● EXERCISE REQUIREMENTS: Check every line below for the word "Abdullayev" and give only the number of lines where it appears.

--- SUPPLIED RECORDS ---

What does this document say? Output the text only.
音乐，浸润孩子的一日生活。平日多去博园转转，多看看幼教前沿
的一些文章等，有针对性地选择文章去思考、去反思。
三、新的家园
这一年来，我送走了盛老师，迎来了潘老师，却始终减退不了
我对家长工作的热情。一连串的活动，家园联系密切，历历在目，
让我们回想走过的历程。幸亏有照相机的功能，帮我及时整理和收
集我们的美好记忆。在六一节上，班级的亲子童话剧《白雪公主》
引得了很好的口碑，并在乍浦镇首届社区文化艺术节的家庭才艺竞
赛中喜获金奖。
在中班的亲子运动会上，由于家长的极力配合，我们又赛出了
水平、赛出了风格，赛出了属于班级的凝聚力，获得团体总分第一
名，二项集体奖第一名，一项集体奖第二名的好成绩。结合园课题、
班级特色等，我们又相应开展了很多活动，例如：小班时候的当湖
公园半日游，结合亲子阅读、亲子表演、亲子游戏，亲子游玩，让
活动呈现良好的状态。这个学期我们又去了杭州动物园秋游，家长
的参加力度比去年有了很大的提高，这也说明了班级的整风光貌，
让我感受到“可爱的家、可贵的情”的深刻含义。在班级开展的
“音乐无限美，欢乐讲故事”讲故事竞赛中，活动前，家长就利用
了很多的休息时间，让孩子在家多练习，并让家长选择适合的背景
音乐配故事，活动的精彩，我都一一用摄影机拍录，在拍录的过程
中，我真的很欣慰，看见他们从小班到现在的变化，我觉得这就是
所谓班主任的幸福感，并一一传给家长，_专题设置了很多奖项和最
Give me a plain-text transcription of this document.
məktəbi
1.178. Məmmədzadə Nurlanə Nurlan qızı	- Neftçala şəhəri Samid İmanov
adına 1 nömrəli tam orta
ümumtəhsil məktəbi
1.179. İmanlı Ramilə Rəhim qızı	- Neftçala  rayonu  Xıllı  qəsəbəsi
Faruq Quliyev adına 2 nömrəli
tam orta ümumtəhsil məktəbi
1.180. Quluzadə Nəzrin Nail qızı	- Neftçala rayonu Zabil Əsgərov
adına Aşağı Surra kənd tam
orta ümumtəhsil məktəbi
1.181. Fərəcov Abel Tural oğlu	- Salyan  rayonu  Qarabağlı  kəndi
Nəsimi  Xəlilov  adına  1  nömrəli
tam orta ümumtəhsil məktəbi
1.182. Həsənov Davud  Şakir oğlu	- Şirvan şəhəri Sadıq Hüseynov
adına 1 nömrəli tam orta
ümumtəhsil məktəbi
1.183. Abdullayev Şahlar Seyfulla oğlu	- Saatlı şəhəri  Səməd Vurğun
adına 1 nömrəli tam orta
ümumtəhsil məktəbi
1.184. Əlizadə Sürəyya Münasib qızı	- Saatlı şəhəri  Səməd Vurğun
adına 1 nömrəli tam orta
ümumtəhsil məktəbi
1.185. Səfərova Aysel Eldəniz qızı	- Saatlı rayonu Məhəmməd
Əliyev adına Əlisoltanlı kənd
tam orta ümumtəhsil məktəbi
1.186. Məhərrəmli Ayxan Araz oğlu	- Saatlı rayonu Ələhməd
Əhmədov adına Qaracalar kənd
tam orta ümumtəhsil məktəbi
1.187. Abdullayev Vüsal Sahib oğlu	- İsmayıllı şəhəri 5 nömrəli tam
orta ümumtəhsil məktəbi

---
--- SUPPLIED RECORDS ---

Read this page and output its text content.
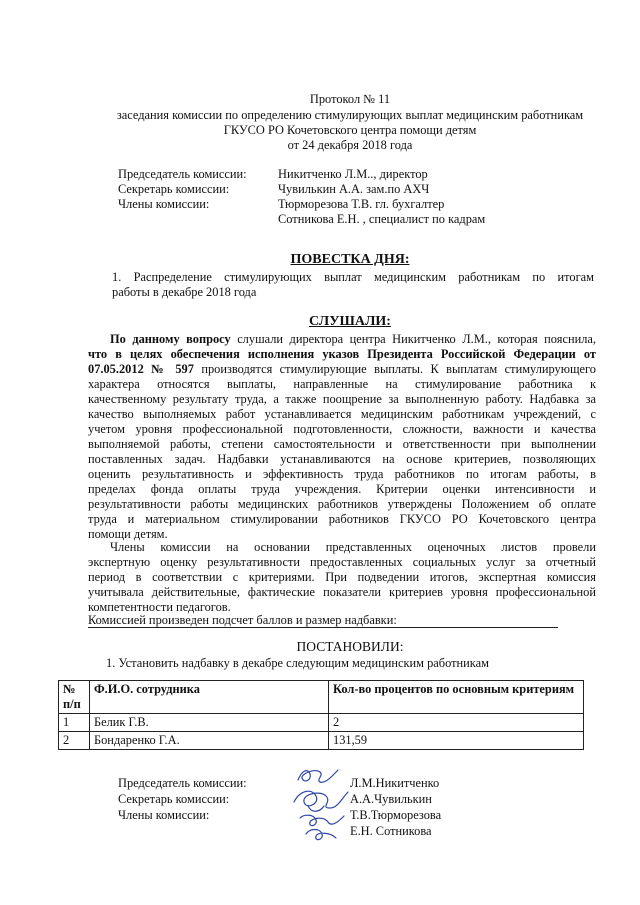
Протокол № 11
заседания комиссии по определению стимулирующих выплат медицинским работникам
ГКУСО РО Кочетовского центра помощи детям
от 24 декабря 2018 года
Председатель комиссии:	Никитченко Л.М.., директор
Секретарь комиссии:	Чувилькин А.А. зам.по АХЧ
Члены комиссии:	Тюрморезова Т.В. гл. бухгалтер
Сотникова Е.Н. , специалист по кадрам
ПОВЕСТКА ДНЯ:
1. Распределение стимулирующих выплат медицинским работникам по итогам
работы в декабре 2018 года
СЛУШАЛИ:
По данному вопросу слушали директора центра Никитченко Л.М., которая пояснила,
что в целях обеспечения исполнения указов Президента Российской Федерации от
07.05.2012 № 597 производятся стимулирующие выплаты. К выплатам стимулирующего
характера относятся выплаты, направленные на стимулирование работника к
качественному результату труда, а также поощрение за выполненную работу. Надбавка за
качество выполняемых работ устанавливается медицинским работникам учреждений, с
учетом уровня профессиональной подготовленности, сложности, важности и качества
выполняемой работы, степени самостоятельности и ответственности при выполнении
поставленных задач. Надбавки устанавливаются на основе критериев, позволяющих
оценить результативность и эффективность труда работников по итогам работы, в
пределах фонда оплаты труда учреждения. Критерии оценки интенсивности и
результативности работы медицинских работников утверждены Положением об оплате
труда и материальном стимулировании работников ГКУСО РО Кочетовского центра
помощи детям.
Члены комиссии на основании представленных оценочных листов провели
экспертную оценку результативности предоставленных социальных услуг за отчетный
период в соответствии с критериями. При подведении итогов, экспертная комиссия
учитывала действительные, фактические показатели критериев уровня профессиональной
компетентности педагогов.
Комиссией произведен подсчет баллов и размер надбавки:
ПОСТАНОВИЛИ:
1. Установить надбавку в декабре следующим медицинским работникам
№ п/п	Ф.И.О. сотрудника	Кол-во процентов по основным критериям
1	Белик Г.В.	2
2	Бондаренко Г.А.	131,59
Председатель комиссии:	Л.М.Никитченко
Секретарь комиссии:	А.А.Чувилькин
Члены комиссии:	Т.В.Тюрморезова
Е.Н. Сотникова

---

● WRITTEN REPLY: 2